## Brief
Extract each line bearing the word "Dispensary".

## Data supplied

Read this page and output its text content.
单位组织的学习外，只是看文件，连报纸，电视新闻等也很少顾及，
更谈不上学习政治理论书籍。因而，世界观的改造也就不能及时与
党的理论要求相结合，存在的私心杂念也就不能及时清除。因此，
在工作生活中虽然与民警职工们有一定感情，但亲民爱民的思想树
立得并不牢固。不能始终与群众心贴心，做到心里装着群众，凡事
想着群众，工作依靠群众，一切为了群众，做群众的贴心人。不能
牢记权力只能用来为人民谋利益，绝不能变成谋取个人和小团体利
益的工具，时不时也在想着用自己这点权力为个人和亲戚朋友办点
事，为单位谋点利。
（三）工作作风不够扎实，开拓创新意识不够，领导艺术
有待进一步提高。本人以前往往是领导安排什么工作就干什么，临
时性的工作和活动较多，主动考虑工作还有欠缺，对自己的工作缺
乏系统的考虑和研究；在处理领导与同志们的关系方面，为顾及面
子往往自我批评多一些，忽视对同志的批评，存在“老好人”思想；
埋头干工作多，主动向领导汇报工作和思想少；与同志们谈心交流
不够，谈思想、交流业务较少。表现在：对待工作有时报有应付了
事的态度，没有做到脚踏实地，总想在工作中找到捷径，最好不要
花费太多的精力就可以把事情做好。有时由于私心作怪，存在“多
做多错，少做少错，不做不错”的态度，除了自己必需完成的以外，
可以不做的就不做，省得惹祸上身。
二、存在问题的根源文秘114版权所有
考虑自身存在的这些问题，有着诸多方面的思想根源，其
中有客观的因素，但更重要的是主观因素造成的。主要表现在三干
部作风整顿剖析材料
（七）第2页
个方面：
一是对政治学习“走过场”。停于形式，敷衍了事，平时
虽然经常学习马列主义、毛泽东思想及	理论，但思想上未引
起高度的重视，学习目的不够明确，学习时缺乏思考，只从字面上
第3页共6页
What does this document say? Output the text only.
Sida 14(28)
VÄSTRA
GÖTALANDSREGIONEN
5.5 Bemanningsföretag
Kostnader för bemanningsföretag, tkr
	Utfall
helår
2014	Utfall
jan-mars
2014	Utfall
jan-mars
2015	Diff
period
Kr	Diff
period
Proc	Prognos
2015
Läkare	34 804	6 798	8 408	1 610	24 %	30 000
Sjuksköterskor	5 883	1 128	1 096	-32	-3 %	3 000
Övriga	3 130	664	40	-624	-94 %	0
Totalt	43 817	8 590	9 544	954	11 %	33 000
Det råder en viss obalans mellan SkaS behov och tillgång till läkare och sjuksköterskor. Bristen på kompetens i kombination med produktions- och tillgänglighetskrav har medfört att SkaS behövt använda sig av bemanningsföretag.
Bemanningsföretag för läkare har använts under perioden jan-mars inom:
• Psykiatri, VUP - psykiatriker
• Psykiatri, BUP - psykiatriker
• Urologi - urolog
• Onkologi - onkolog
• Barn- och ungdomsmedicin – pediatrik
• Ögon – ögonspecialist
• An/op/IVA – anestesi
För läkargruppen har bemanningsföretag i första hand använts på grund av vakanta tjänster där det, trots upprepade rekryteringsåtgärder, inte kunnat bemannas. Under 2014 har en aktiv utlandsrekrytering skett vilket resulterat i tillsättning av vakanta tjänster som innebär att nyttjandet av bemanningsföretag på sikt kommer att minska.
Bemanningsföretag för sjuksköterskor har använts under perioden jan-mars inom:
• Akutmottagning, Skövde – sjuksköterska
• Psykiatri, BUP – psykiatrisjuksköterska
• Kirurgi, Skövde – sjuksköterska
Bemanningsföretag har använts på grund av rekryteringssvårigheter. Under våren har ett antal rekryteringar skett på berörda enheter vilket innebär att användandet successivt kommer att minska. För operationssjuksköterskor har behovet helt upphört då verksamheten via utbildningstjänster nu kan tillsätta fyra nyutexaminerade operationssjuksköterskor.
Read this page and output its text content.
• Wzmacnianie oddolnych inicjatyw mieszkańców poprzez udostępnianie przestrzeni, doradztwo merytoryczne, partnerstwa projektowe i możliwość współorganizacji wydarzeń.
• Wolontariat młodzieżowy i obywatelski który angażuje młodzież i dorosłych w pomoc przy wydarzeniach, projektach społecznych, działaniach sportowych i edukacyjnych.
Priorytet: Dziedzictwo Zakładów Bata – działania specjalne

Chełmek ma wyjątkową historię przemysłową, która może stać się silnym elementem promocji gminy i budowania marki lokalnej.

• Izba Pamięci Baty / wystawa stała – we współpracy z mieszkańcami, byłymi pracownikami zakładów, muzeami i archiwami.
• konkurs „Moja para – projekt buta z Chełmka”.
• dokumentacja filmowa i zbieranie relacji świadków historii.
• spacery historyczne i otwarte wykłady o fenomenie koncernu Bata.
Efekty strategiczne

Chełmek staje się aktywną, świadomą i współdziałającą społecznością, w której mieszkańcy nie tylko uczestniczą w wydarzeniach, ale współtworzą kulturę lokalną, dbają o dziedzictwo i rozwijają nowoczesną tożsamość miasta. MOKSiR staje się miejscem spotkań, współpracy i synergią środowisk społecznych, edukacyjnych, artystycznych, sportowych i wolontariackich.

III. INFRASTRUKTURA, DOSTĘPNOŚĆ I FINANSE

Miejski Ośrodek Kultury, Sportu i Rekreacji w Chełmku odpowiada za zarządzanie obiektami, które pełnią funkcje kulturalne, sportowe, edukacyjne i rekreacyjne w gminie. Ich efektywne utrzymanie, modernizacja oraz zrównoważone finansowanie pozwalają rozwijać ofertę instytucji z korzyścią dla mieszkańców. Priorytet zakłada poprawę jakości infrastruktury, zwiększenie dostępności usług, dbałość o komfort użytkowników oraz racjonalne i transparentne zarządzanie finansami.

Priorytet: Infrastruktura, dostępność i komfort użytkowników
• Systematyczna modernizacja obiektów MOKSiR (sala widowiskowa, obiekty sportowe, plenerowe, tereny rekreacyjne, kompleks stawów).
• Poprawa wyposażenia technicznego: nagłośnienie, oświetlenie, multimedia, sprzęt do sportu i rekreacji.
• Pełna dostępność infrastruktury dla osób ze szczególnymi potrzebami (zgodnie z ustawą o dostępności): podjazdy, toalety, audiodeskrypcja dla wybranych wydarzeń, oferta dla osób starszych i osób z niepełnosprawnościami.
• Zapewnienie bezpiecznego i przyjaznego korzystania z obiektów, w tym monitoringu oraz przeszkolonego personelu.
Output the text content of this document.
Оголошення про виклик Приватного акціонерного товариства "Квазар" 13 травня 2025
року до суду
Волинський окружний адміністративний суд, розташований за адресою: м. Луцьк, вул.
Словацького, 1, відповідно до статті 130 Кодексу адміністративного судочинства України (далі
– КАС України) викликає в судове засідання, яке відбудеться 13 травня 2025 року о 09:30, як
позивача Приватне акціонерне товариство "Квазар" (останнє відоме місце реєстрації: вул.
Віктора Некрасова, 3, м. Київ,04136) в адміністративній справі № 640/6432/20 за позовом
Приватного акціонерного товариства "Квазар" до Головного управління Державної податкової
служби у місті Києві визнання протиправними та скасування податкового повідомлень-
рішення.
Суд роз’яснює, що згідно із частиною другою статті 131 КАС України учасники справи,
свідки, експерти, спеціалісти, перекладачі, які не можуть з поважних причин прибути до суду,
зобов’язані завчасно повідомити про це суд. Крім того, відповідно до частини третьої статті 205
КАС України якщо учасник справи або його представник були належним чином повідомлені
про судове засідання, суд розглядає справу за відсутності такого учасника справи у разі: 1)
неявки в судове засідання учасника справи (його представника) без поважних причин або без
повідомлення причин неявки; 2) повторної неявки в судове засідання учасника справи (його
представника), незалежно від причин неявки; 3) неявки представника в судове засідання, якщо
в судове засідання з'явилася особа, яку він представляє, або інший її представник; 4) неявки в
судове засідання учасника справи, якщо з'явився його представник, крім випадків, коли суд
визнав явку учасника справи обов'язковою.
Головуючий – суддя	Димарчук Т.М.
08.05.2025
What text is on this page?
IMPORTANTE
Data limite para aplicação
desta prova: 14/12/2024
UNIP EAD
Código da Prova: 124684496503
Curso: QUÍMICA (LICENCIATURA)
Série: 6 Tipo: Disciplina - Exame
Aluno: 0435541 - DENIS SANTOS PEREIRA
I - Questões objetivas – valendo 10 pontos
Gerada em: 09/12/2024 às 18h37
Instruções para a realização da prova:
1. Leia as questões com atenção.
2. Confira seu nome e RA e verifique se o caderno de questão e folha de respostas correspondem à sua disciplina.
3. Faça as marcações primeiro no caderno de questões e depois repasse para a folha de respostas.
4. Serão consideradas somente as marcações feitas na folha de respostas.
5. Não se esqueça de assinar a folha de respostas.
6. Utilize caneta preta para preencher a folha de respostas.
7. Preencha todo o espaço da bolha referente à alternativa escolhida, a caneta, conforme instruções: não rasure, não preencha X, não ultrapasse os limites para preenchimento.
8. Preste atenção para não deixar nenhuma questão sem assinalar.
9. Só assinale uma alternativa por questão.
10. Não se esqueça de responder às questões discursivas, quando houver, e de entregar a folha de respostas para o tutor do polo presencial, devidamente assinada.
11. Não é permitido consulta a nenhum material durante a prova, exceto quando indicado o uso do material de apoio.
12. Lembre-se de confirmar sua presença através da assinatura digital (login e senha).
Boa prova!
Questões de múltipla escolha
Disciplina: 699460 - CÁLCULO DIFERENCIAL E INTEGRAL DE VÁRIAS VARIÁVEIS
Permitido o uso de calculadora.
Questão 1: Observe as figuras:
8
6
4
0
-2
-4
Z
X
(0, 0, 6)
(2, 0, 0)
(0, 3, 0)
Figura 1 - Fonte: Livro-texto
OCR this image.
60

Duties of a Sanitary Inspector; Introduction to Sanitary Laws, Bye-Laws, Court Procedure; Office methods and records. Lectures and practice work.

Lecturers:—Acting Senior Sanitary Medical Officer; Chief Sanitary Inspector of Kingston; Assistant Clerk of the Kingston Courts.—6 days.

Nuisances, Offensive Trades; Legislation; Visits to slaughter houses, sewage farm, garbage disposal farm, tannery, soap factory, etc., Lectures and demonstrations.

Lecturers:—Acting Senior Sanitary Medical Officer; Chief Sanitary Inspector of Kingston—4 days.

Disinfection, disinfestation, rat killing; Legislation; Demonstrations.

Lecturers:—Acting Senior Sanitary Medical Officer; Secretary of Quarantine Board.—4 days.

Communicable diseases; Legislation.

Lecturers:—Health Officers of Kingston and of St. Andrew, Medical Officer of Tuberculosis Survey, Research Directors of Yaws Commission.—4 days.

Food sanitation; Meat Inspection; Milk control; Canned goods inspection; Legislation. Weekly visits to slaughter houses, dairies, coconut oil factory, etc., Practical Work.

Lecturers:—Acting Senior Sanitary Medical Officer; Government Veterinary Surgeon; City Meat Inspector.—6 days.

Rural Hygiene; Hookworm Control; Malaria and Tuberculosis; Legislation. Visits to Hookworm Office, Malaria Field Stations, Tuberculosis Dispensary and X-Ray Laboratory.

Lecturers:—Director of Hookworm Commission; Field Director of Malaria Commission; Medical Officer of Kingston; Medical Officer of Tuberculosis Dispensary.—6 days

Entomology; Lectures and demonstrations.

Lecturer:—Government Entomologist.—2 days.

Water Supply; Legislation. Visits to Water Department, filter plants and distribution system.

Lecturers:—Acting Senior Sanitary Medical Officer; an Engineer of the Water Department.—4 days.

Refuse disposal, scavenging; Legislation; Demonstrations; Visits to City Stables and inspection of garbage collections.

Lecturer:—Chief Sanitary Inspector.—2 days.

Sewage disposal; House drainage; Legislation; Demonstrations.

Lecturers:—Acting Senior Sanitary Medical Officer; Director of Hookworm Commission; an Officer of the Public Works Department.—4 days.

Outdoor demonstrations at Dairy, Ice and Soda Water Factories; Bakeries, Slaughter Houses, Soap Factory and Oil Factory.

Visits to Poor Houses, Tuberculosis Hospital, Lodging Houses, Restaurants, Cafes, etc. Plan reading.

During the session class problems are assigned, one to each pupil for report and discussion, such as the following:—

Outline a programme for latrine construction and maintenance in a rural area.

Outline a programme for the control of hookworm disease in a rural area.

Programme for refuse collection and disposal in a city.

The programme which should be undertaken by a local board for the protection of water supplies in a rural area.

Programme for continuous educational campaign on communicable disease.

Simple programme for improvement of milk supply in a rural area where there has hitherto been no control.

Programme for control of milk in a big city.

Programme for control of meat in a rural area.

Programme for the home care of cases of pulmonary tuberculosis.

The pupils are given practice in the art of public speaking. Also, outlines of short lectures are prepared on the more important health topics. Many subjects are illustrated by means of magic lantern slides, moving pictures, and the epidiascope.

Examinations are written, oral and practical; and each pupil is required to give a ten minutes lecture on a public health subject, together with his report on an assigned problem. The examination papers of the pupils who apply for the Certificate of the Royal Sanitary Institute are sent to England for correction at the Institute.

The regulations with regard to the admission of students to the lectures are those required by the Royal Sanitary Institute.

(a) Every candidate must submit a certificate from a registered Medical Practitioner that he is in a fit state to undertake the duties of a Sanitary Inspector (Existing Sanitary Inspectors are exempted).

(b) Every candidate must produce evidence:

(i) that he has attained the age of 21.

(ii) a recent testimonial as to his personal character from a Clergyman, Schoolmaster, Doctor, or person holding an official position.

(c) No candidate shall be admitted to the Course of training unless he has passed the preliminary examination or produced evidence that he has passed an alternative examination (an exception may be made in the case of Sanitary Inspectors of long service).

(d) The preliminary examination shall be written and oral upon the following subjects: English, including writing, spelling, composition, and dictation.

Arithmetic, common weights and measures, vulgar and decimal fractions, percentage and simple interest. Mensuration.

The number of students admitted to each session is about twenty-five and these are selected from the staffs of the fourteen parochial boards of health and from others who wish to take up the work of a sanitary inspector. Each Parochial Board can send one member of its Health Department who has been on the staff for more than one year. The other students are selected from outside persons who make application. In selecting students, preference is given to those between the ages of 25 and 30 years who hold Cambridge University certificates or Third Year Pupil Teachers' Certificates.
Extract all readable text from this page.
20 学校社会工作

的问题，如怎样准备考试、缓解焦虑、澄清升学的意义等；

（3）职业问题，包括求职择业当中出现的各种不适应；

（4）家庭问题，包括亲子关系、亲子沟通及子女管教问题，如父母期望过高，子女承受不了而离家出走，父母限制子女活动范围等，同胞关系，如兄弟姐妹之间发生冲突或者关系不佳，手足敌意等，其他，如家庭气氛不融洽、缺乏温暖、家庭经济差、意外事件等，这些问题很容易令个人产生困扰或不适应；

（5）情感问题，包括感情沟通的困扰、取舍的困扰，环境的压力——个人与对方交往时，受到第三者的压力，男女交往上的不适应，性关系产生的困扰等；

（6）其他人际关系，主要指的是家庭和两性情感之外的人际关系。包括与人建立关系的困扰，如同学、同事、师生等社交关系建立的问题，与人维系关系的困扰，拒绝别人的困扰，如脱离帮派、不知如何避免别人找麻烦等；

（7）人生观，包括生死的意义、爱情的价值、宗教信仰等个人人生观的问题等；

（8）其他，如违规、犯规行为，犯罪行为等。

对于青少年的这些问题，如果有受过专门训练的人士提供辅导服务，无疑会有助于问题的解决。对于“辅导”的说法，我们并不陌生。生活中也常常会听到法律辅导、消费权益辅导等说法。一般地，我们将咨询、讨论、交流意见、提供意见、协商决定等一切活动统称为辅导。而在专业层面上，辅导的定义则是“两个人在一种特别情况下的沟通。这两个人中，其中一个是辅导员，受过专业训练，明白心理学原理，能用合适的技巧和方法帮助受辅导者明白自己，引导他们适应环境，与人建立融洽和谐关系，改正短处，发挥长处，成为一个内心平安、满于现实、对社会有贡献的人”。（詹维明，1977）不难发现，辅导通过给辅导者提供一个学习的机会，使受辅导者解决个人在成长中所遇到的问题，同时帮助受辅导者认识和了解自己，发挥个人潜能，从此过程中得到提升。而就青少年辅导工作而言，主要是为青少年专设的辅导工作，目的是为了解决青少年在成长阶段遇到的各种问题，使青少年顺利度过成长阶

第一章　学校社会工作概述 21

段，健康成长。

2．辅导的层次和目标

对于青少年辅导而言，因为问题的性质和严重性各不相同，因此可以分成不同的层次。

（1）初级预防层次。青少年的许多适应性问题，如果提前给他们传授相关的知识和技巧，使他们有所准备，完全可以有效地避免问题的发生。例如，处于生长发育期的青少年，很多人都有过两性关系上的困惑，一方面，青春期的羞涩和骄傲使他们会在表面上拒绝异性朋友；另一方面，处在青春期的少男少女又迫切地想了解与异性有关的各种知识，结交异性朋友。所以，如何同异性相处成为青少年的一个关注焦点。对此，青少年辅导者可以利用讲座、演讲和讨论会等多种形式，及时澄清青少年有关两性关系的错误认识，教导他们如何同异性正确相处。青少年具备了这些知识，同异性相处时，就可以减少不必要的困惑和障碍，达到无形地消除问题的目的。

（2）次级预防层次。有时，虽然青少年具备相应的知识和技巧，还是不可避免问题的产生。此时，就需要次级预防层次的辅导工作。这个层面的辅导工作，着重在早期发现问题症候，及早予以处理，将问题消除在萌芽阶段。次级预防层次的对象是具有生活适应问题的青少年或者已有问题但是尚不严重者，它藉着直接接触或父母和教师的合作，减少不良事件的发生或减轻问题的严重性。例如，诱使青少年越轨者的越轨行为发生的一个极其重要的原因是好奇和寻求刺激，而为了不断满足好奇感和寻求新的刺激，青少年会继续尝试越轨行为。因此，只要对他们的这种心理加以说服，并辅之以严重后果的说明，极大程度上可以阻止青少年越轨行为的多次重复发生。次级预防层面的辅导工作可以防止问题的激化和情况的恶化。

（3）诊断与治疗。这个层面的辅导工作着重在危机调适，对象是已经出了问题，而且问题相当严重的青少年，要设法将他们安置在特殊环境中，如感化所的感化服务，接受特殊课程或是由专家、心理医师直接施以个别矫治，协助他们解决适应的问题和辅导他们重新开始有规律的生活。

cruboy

## Solution for this task
Rural Hygiene; Hookworm Control; Malaria and Tuberculosis; Legislation. Visits to Hookworm Office, Malaria Field Stations, Tuberculosis Dispensary and X-Ray Laboratory.
Lecturers:—Director of Hookworm Commission; Field Director of Malaria Commission; Medical Officer of Kingston; Medical Officer of Tuberculosis Dispensary.—6 days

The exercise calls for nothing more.